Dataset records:
--- START ---

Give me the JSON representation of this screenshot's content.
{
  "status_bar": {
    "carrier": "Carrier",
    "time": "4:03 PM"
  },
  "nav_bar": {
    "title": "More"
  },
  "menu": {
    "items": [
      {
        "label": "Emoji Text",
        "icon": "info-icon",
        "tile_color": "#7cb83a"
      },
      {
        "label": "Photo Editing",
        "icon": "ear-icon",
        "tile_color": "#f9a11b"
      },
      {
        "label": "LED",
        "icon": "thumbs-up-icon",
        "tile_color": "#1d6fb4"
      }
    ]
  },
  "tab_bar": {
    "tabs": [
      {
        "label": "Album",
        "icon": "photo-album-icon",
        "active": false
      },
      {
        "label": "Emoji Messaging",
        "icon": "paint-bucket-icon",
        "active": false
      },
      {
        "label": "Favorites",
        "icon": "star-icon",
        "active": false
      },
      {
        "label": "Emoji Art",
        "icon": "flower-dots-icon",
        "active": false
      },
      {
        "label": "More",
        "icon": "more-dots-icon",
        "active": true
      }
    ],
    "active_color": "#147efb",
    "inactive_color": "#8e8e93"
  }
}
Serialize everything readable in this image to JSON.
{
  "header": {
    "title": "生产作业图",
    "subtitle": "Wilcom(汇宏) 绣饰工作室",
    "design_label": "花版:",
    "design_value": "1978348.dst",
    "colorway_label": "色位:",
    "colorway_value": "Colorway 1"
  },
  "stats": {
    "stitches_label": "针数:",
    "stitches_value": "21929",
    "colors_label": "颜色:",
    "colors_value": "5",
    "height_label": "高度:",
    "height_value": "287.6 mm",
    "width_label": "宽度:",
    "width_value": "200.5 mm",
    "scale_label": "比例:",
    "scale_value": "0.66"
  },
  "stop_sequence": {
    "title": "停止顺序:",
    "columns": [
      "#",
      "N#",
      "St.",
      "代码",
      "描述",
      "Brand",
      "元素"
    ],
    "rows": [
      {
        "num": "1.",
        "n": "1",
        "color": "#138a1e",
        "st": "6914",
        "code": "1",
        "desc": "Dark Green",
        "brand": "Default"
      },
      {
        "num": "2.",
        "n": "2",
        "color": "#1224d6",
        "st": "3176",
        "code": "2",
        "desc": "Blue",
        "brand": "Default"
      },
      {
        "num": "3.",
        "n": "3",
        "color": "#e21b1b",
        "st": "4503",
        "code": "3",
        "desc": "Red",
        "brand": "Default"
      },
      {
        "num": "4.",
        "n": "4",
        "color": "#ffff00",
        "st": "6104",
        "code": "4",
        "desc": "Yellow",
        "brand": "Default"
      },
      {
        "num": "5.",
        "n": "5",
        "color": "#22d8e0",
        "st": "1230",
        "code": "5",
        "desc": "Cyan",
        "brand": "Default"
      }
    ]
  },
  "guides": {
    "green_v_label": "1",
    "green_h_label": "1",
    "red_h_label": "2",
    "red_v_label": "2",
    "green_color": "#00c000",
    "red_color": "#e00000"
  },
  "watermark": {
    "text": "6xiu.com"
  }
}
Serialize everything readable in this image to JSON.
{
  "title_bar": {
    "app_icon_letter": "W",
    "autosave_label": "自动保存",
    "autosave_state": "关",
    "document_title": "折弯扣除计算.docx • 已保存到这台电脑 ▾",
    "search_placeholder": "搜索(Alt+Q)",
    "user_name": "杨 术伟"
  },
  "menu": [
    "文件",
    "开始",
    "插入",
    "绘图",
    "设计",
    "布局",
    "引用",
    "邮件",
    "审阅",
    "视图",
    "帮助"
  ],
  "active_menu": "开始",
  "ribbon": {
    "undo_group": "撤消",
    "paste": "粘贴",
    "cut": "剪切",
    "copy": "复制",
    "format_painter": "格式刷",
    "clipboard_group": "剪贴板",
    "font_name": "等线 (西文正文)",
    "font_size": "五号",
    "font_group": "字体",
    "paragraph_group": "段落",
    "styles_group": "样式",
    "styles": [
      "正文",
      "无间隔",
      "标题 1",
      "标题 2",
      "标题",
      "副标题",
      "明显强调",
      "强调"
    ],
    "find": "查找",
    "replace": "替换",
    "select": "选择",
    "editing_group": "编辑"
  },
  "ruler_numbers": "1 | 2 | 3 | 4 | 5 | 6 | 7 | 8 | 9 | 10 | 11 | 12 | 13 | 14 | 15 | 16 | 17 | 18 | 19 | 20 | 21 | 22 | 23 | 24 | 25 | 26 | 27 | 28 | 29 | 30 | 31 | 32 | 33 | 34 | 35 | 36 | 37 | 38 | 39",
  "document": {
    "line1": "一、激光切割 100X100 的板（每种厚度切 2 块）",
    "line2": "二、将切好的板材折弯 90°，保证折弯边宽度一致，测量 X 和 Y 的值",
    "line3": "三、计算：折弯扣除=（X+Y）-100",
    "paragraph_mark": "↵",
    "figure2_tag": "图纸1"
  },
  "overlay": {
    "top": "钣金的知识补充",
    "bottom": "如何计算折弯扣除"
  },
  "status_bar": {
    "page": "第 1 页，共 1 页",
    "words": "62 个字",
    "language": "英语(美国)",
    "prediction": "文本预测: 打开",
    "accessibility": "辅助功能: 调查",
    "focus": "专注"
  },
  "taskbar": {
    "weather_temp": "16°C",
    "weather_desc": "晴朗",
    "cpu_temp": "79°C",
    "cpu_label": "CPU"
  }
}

--- END ---

Instructions for the task: Copy out all of the records shown above exactly.

Output for this exercise:
Give me the JSON representation of this screenshot's content.
{
  "status_bar": {
    "carrier": "Carrier",
    "time": "4:03 PM"
  },
  "nav_bar": {
    "title": "More"
  },
  "menu": {
    "items": [
      {
        "label": "Emoji Text",
        "icon": "info-icon",
        "tile_color": "#7cb83a"
      },
      {
        "label": "Photo Editing",
        "icon": "ear-icon",
        "tile_color": "#f9a11b"
      },
      {
        "label": "LED",
        "icon": "thumbs-up-icon",
        "tile_color": "#1d6fb4"
      }
    ]
  },
  "tab_bar": {
    "tabs": [
      {
        "label": "Album",
        "icon": "photo-album-icon",
        "active": false
      },
      {
        "label": "Emoji Messaging",
        "icon": "paint-bucket-icon",
        "active": false
      },
      {
        "label": "Favorites",
        "icon": "star-icon",
        "active": false
      },
      {
        "label": "Emoji Art",
        "icon": "flower-dots-icon",
        "active": false
      },
      {
        "label": "More",
        "icon": "more-dots-icon",
        "active": true
      }
    ],
    "active_color": "#147efb",
    "inactive_color": "#8e8e93"
  }
}
Serialize everything readable in this image to JSON.
{
  "header": {
    "title": "生产作业图",
    "subtitle": "Wilcom(汇宏) 绣饰工作室",
    "design_label": "花版:",
    "design_value": "1978348.dst",
    "colorway_label": "色位:",
    "colorway_value": "Colorway 1"
  },
  "stats": {
    "stitches_label": "针数:",
    "stitches_value": "21929",
    "colors_label": "颜色:",
    "colors_value": "5",
    "height_label": "高度:",
    "height_value": "287.6 mm",
    "width_label": "宽度:",
    "width_value": "200.5 mm",
    "scale_label": "比例:",
    "scale_value": "0.66"
  },
  "stop_sequence": {
    "title": "停止顺序:",
    "columns": [
      "#",
      "N#",
      "St.",
      "代码",
      "描述",
      "Brand",
      "元素"
    ],
    "rows": [
      {
        "num": "1.",
        "n": "1",
        "color": "#138a1e",
        "st": "6914",
        "code": "1",
        "desc": "Dark Green",
        "brand": "Default"
      },
      {
        "num": "2.",
        "n": "2",
        "color": "#1224d6",
        "st": "3176",
        "code": "2",
        "desc": "Blue",
        "brand": "Default"
      },
      {
        "num": "3.",
        "n": "3",
        "color": "#e21b1b",
        "st": "4503",
        "code": "3",
        "desc": "Red",
        "brand": "Default"
      },
      {
        "num": "4.",
        "n": "4",
        "color": "#ffff00",
        "st": "6104",
        "code": "4",
        "desc": "Yellow",
        "brand": "Default"
      },
      {
        "num": "5.",
        "n": "5",
        "color": "#22d8e0",
        "st": "1230",
        "code": "5",
        "desc": "Cyan",
        "brand": "Default"
      }
    ]
  },
  "guides": {
    "green_v_label": "1",
    "green_h_label": "1",
    "red_h_label": "2",
    "red_v_label": "2",
    "green_color": "#00c000",
    "red_color": "#e00000"
  },
  "watermark": {
    "text": "6xiu.com"
  }
}
Serialize everything readable in this image to JSON.
{
  "title_bar": {
    "app_icon_letter": "W",
    "autosave_label": "自动保存",
    "autosave_state": "关",
    "document_title": "折弯扣除计算.docx • 已保存到这台电脑 ▾",
    "search_placeholder": "搜索(Alt+Q)",
    "user_name": "杨 术伟"
  },
  "menu": [
    "文件",
    "开始",
    "插入",
    "绘图",
    "设计",
    "布局",
    "引用",
    "邮件",
    "审阅",
    "视图",
    "帮助"
  ],
  "active_menu": "开始",
  "ribbon": {
    "undo_group": "撤消",
    "paste": "粘贴",
    "cut": "剪切",
    "copy": "复制",
    "format_painter": "格式刷",
    "clipboard_group": "剪贴板",
    "font_name": "等线 (西文正文)",
    "font_size": "五号",
    "font_group": "字体",
    "paragraph_group": "段落",
    "styles_group": "样式",
    "styles": [
      "正文",
      "无间隔",
      "标题 1",
      "标题 2",
      "标题",
      "副标题",
      "明显强调",
      "强调"
    ],
    "find": "查找",
    "replace": "替换",
    "select": "选择",
    "editing_group": "编辑"
  },
  "ruler_numbers": "1 | 2 | 3 | 4 | 5 | 6 | 7 | 8 | 9 | 10 | 11 | 12 | 13 | 14 | 15 | 16 | 17 | 18 | 19 | 20 | 21 | 22 | 23 | 24 | 25 | 26 | 27 | 28 | 29 | 30 | 31 | 32 | 33 | 34 | 35 | 36 | 37 | 38 | 39",
  "document": {
    "line1": "一、激光切割 100X100 的板（每种厚度切 2 块）",
    "line2": "二、将切好的板材折弯 90°，保证折弯边宽度一致，测量 X 和 Y 的值",
    "line3": "三、计算：折弯扣除=（X+Y）-100",
    "paragraph_mark": "↵",
    "figure2_tag": "图纸1"
  },
  "overlay": {
    "top": "钣金的知识补充",
    "bottom": "如何计算折弯扣除"
  },
  "status_bar": {
    "page": "第 1 页，共 1 页",
    "words": "62 个字",
    "language": "英语(美国)",
    "prediction": "文本预测: 打开",
    "accessibility": "辅助功能: 调查",
    "focus": "专注"
  },
  "taskbar": {
    "weather_temp": "16°C",
    "weather_desc": "晴朗",
    "cpu_temp": "79°C",
    "cpu_label": "CPU"
  }
}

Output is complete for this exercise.